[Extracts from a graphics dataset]
<<<<

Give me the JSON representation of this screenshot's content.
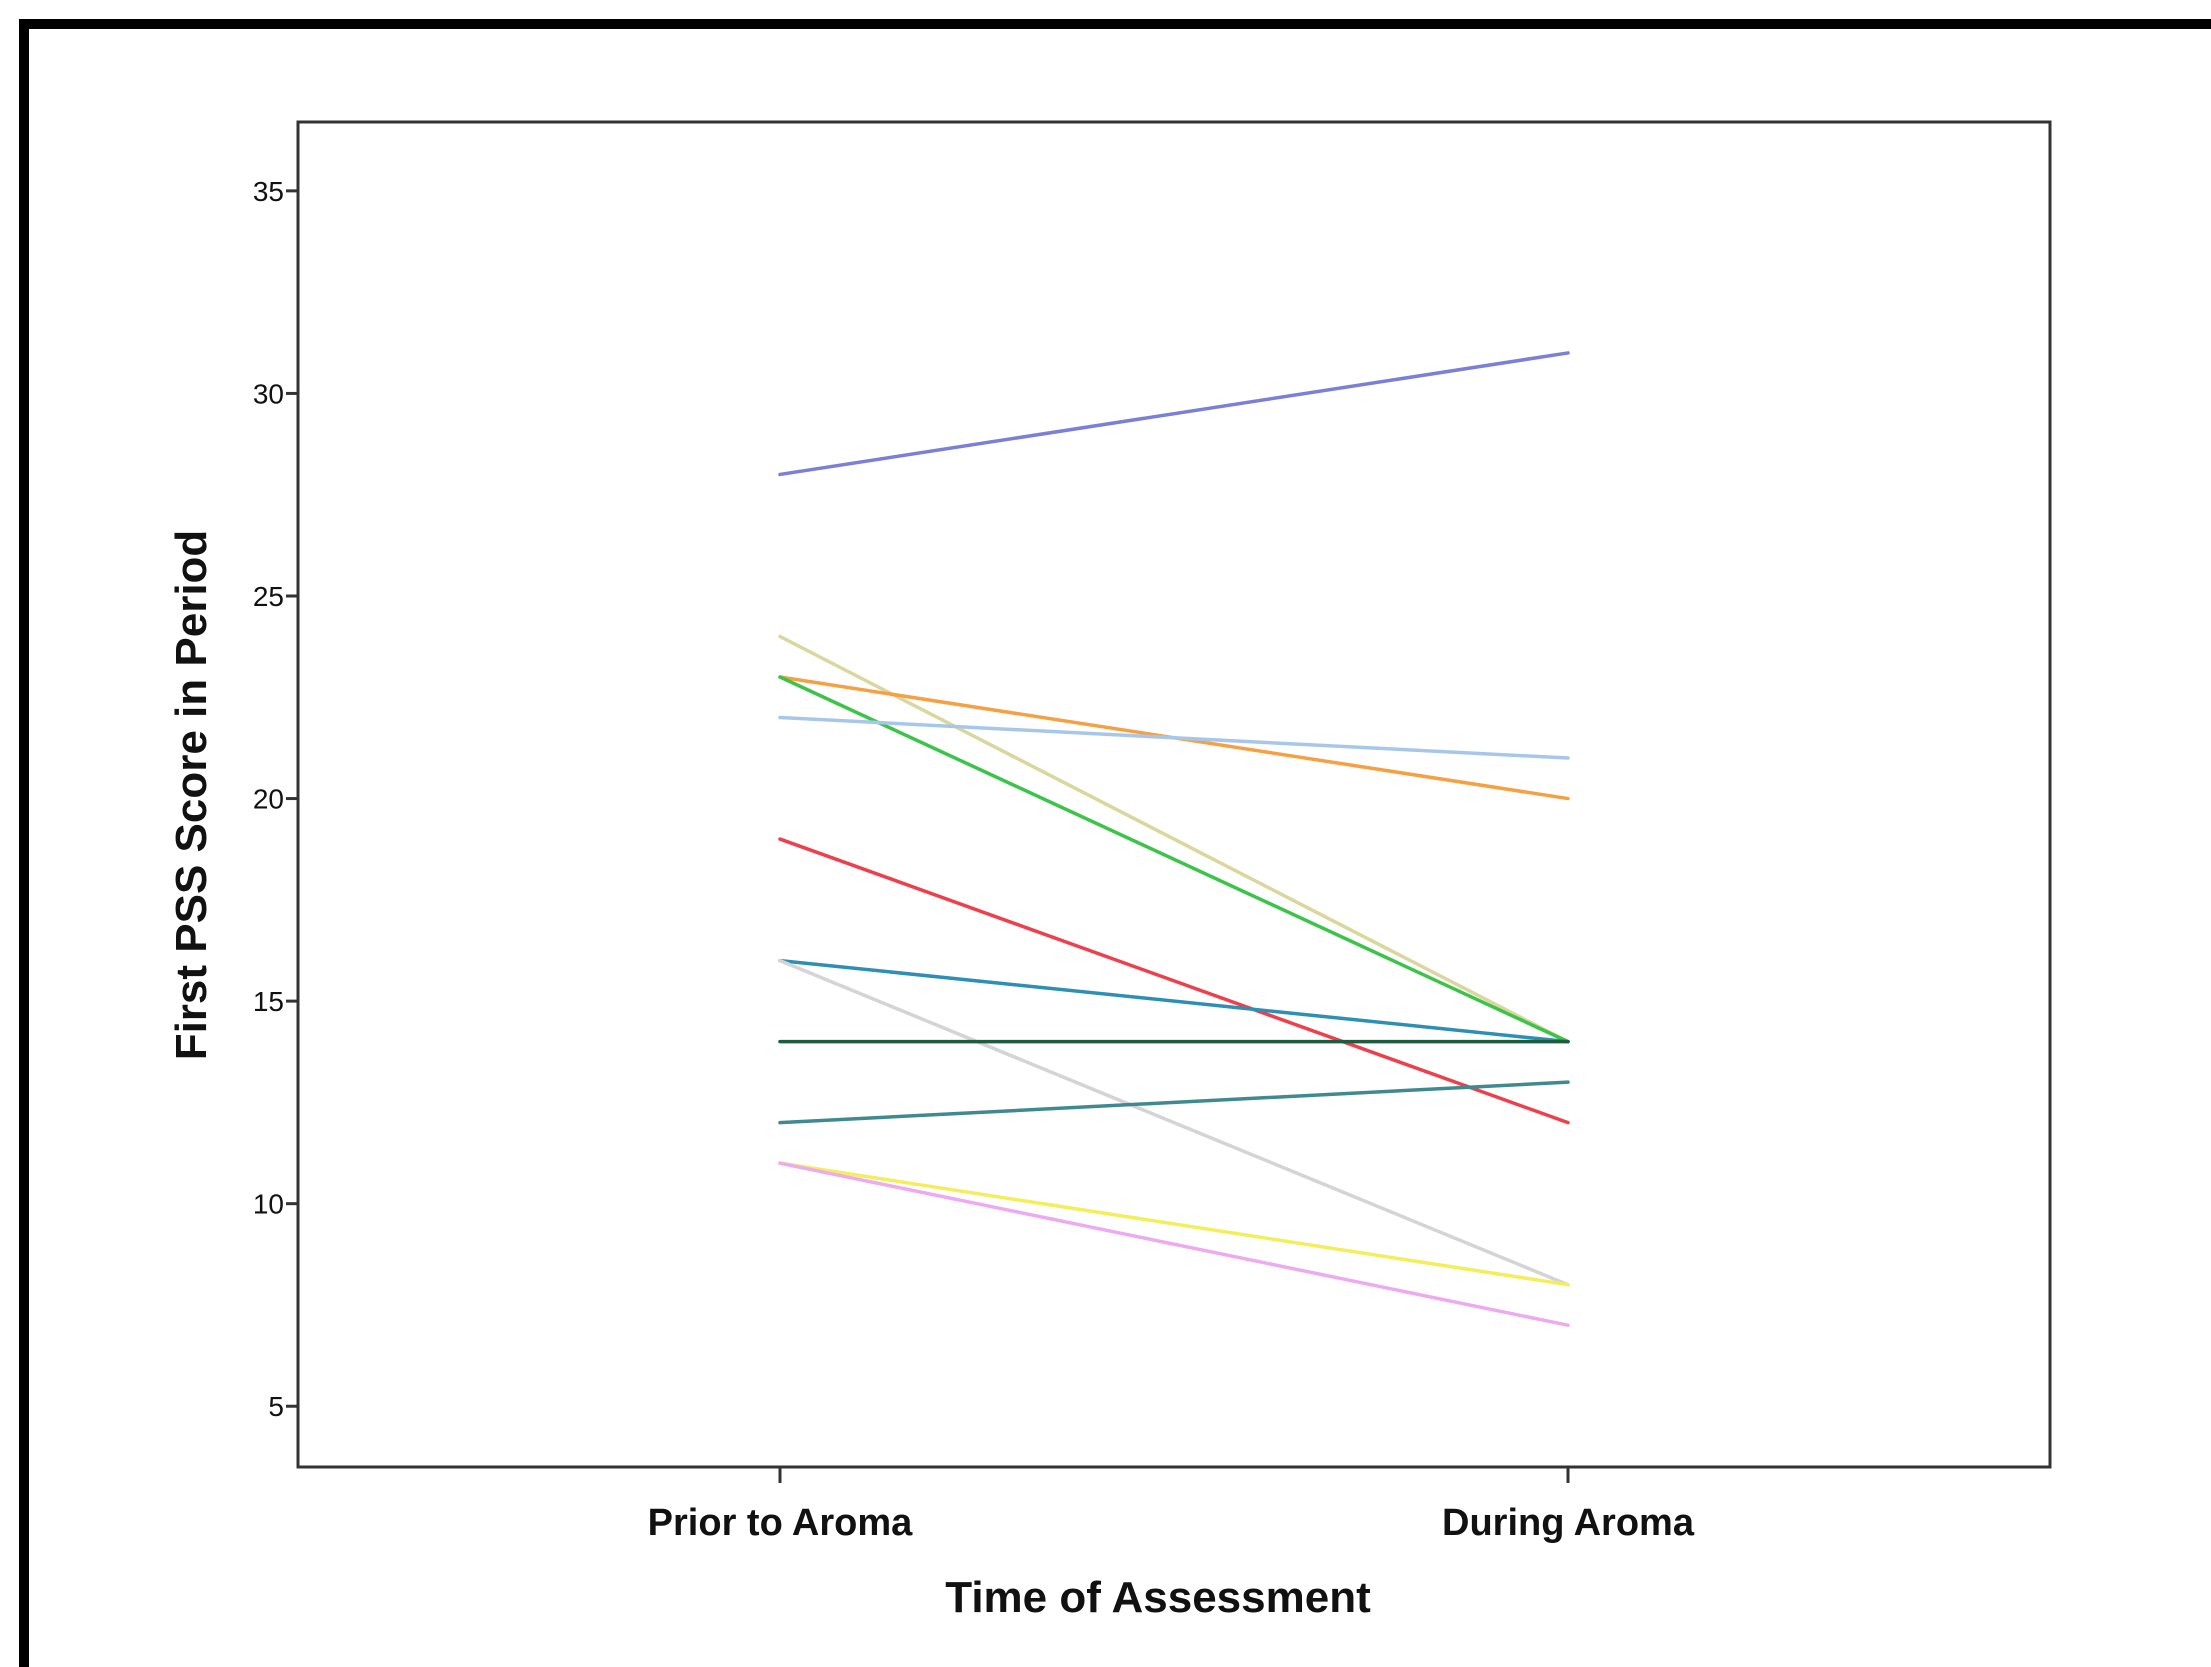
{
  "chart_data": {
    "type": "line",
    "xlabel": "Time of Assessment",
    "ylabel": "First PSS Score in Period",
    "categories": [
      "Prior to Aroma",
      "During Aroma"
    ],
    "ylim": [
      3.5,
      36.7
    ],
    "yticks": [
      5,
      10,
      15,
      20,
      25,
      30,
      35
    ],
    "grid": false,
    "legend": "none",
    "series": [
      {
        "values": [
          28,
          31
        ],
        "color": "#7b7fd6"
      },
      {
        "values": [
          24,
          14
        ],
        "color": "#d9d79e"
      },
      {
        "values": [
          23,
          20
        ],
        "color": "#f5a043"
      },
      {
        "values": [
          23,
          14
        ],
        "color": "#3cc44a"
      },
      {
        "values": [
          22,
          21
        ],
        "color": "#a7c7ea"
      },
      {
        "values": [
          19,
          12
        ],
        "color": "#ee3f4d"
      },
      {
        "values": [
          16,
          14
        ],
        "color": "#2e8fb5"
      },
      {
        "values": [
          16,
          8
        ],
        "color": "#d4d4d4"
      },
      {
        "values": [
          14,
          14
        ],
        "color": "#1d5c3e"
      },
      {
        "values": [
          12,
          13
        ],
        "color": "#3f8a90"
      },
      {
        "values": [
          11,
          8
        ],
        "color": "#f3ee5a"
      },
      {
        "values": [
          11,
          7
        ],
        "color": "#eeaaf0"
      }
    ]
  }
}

>>>>

### Written instruction
Pictures stay out; reproduce every line of the records exactly.

### Right answer
Give me the JSON representation of this screenshot's content.
{
  "chart_data": {
    "type": "line",
    "xlabel": "Time of Assessment",
    "ylabel": "First PSS Score in Period",
    "categories": [
      "Prior to Aroma",
      "During Aroma"
    ],
    "ylim": [
      3.5,
      36.7
    ],
    "yticks": [
      5,
      10,
      15,
      20,
      25,
      30,
      35
    ],
    "grid": false,
    "legend": "none",
    "series": [
      {
        "values": [
          28,
          31
        ],
        "color": "#7b7fd6"
      },
      {
        "values": [
          24,
          14
        ],
        "color": "#d9d79e"
      },
      {
        "values": [
          23,
          20
        ],
        "color": "#f5a043"
      },
      {
        "values": [
          23,
          14
        ],
        "color": "#3cc44a"
      },
      {
        "values": [
          22,
          21
        ],
        "color": "#a7c7ea"
      },
      {
        "values": [
          19,
          12
        ],
        "color": "#ee3f4d"
      },
      {
        "values": [
          16,
          14
        ],
        "color": "#2e8fb5"
      },
      {
        "values": [
          16,
          8
        ],
        "color": "#d4d4d4"
      },
      {
        "values": [
          14,
          14
        ],
        "color": "#1d5c3e"
      },
      {
        "values": [
          12,
          13
        ],
        "color": "#3f8a90"
      },
      {
        "values": [
          11,
          8
        ],
        "color": "#f3ee5a"
      },
      {
        "values": [
          11,
          7
        ],
        "color": "#eeaaf0"
      }
    ]
  }
}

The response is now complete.